→ **STORED DATA**
+---+
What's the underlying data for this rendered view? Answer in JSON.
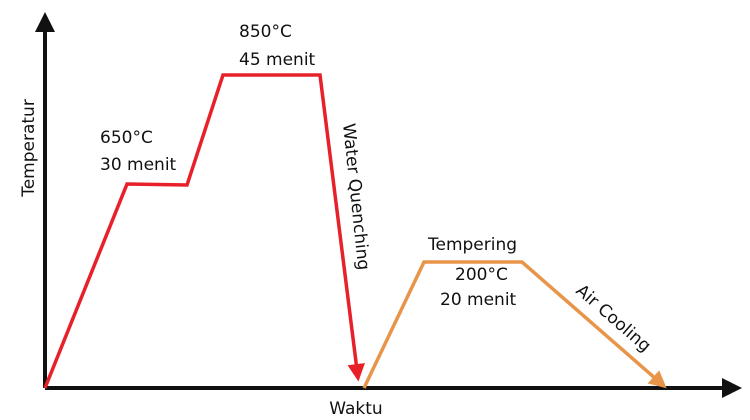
{
  "axes": {
    "y_label": "Temperatur",
    "x_label": "Waktu"
  },
  "stages": {
    "hold_650": {
      "temperature": "650°C",
      "duration": "30 menit"
    },
    "hold_850": {
      "temperature": "850°C",
      "duration": "45 menit"
    },
    "quench": {
      "label": "Water Quenching"
    },
    "tempering": {
      "title": "Tempering",
      "temperature": "200°C",
      "duration": "20 menit"
    },
    "cooling": {
      "label": "Air Cooling"
    }
  },
  "colors": {
    "hardening_curve": "#e8202a",
    "tempering_curve": "#e8954a",
    "axis": "#111111"
  }
}
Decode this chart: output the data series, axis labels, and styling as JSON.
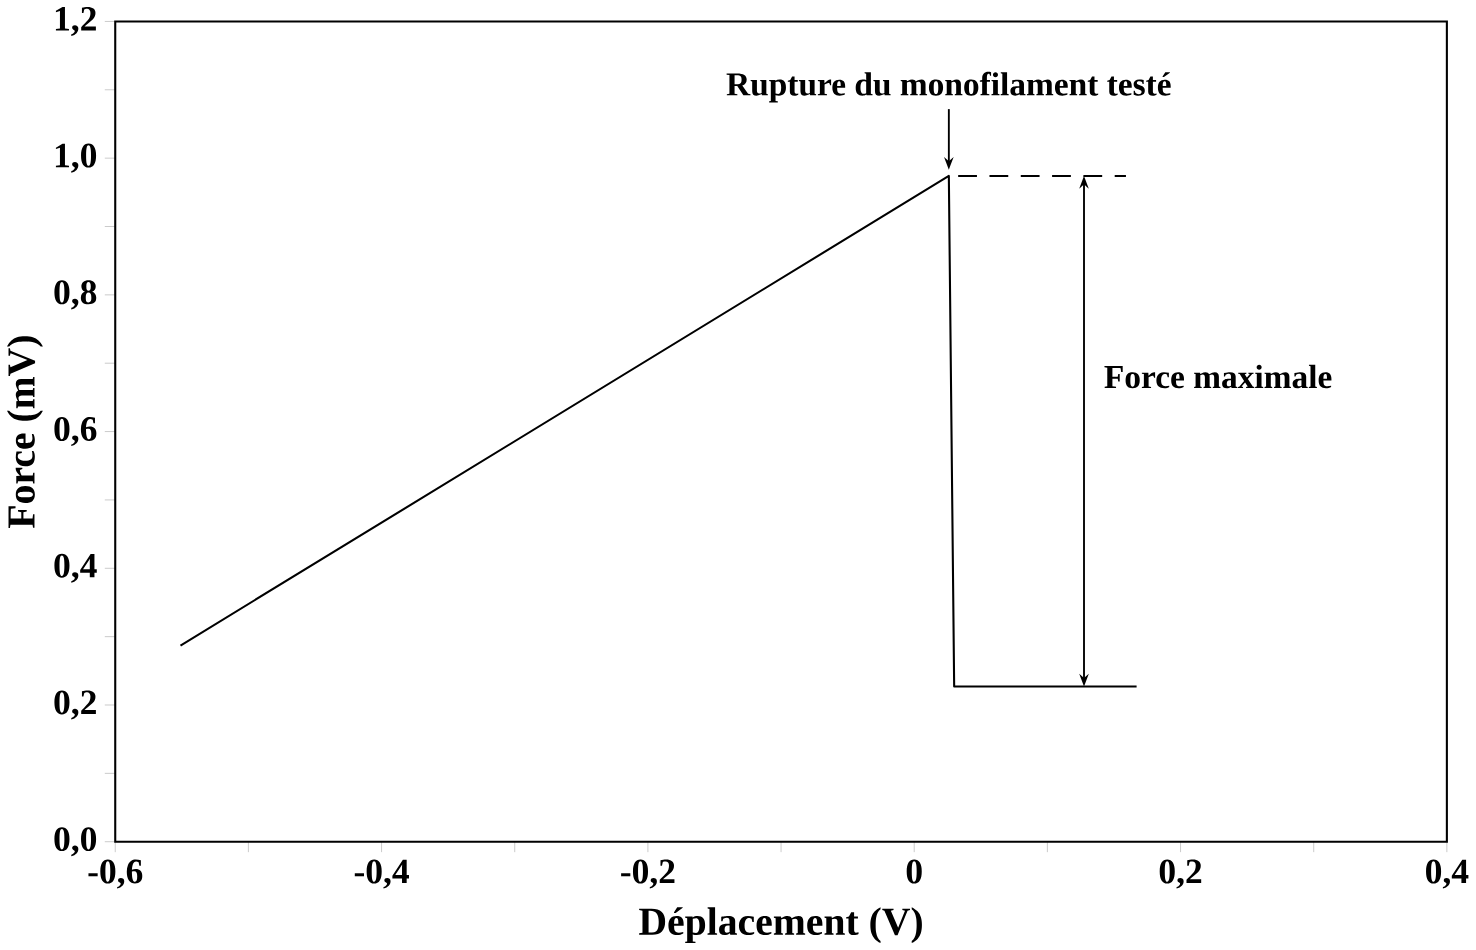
{
  "chart_data": {
    "type": "line",
    "xlabel": "Déplacement (V)",
    "ylabel": "Force (mV)",
    "xlim": [
      -0.6,
      0.4
    ],
    "ylim": [
      0,
      1.2
    ],
    "xticks": [
      {
        "value": -0.6,
        "label": "-0,6"
      },
      {
        "value": -0.5,
        "label": null
      },
      {
        "value": -0.4,
        "label": "-0,4"
      },
      {
        "value": -0.3,
        "label": null
      },
      {
        "value": -0.2,
        "label": "-0,2"
      },
      {
        "value": -0.1,
        "label": null
      },
      {
        "value": 0,
        "label": "0"
      },
      {
        "value": 0.1,
        "label": null
      },
      {
        "value": 0.2,
        "label": "0,2"
      },
      {
        "value": 0.3,
        "label": null
      },
      {
        "value": 0.4,
        "label": "0,4"
      }
    ],
    "yticks": [
      {
        "value": 0,
        "label": "0,0"
      },
      {
        "value": 0.1,
        "label": null
      },
      {
        "value": 0.2,
        "label": "0,2"
      },
      {
        "value": 0.3,
        "label": null
      },
      {
        "value": 0.4,
        "label": "0,4"
      },
      {
        "value": 0.5,
        "label": null
      },
      {
        "value": 0.6,
        "label": "0,6"
      },
      {
        "value": 0.7,
        "label": null
      },
      {
        "value": 0.8,
        "label": "0,8"
      },
      {
        "value": 0.9,
        "label": null
      },
      {
        "value": 1.0,
        "label": "1,0"
      },
      {
        "value": 1.1,
        "label": null
      },
      {
        "value": 1.2,
        "label": "1,2"
      }
    ],
    "series": [
      {
        "color": "#000000",
        "x": [
          -0.551,
          0.026,
          0.03,
          0.167
        ],
        "values": [
          0.287,
          0.974,
          0.227,
          0.227
        ]
      },
      {
        "color": "#000000",
        "line_style": "dashed",
        "x": [
          0.033,
          0.159
        ],
        "values": [
          0.974,
          0.974
        ]
      }
    ],
    "annotations": [
      {
        "text": "Rupture du monofilament testé",
        "x": 0.026,
        "y": 0.974
      },
      "Force maximale"
    ],
    "marker": "none",
    "line_style": "solid"
  }
}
+---+
→ **WHAT TO WORK ON**
Copy each line in full and exactly, omitting any picture.

→ **TASK RESPONSE**
What's the underlying data for this rendered view? Answer in JSON.
{
  "axes": {
    "y_label": "Temperatur",
    "x_label": "Waktu"
  },
  "stages": {
    "hold_650": {
      "temperature": "650°C",
      "duration": "30 menit"
    },
    "hold_850": {
      "temperature": "850°C",
      "duration": "45 menit"
    },
    "quench": {
      "label": "Water Quenching"
    },
    "tempering": {
      "title": "Tempering",
      "temperature": "200°C",
      "duration": "20 menit"
    },
    "cooling": {
      "label": "Air Cooling"
    }
  },
  "colors": {
    "hardening_curve": "#e8202a",
    "tempering_curve": "#e8954a",
    "axis": "#111111"
  }
}
Decode this chart: output the data series, axis labels, and styling as JSON.
{
  "chart_data": {
    "type": "line",
    "xlabel": "Déplacement (V)",
    "ylabel": "Force (mV)",
    "xlim": [
      -0.6,
      0.4
    ],
    "ylim": [
      0,
      1.2
    ],
    "xticks": [
      {
        "value": -0.6,
        "label": "-0,6"
      },
      {
        "value": -0.5,
        "label": null
      },
      {
        "value": -0.4,
        "label": "-0,4"
      },
      {
        "value": -0.3,
        "label": null
      },
      {
        "value": -0.2,
        "label": "-0,2"
      },
      {
        "value": -0.1,
        "label": null
      },
      {
        "value": 0,
        "label": "0"
      },
      {
        "value": 0.1,
        "label": null
      },
      {
        "value": 0.2,
        "label": "0,2"
      },
      {
        "value": 0.3,
        "label": null
      },
      {
        "value": 0.4,
        "label": "0,4"
      }
    ],
    "yticks": [
      {
        "value": 0,
        "label": "0,0"
      },
      {
        "value": 0.1,
        "label": null
      },
      {
        "value": 0.2,
        "label": "0,2"
      },
      {
        "value": 0.3,
        "label": null
      },
      {
        "value": 0.4,
        "label": "0,4"
      },
      {
        "value": 0.5,
        "label": null
      },
      {
        "value": 0.6,
        "label": "0,6"
      },
      {
        "value": 0.7,
        "label": null
      },
      {
        "value": 0.8,
        "label": "0,8"
      },
      {
        "value": 0.9,
        "label": null
      },
      {
        "value": 1.0,
        "label": "1,0"
      },
      {
        "value": 1.1,
        "label": null
      },
      {
        "value": 1.2,
        "label": "1,2"
      }
    ],
    "series": [
      {
        "color": "#000000",
        "x": [
          -0.551,
          0.026,
          0.03,
          0.167
        ],
        "values": [
          0.287,
          0.974,
          0.227,
          0.227
        ]
      },
      {
        "color": "#000000",
        "line_style": "dashed",
        "x": [
          0.033,
          0.159
        ],
        "values": [
          0.974,
          0.974
        ]
      }
    ],
    "annotations": [
      {
        "text": "Rupture du monofilament testé",
        "x": 0.026,
        "y": 0.974
      },
      "Force maximale"
    ],
    "marker": "none",
    "line_style": "solid"
  }
}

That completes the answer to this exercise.